• The task: Quote, without change, all of the lines that follow.

• Data for this exercise:
════
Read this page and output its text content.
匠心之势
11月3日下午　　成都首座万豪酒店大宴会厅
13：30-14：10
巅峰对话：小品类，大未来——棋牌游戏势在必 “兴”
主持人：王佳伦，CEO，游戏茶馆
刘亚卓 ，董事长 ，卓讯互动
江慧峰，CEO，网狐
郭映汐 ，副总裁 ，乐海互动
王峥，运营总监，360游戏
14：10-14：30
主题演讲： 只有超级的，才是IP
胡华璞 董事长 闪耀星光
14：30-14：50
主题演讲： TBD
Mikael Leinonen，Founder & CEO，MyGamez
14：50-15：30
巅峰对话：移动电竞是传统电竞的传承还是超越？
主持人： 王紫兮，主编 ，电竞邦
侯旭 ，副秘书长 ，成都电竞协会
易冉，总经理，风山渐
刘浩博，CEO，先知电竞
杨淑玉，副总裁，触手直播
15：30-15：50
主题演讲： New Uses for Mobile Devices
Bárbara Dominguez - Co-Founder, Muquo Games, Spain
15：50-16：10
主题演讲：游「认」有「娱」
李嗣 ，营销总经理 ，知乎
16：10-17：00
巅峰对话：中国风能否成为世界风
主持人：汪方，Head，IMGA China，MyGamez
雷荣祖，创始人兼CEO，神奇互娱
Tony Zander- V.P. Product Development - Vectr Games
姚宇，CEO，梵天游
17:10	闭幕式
════
• Result of this exercise:
Read this page and output its text content.
匠心之势
11月3日下午　　成都首座万豪酒店大宴会厅
13：30-14：10
巅峰对话：小品类，大未来——棋牌游戏势在必 “兴”
主持人：王佳伦，CEO，游戏茶馆
刘亚卓 ，董事长 ，卓讯互动
江慧峰，CEO，网狐
郭映汐 ，副总裁 ，乐海互动
王峥，运营总监，360游戏
14：10-14：30
主题演讲： 只有超级的，才是IP
胡华璞 董事长 闪耀星光
14：30-14：50
主题演讲： TBD
Mikael Leinonen，Founder & CEO，MyGamez
14：50-15：30
巅峰对话：移动电竞是传统电竞的传承还是超越？
主持人： 王紫兮，主编 ，电竞邦
侯旭 ，副秘书长 ，成都电竞协会
易冉，总经理，风山渐
刘浩博，CEO，先知电竞
杨淑玉，副总裁，触手直播
15：30-15：50
主题演讲： New Uses for Mobile Devices
Bárbara Dominguez - Co-Founder, Muquo Games, Spain
15：50-16：10
主题演讲：游「认」有「娱」
李嗣 ，营销总经理 ，知乎
16：10-17：00
巅峰对话：中国风能否成为世界风
主持人：汪方，Head，IMGA China，MyGamez
雷荣祖，创始人兼CEO，神奇互娱
Tony Zander- V.P. Product Development - Vectr Games
姚宇，CEO，梵天游
17:10	闭幕式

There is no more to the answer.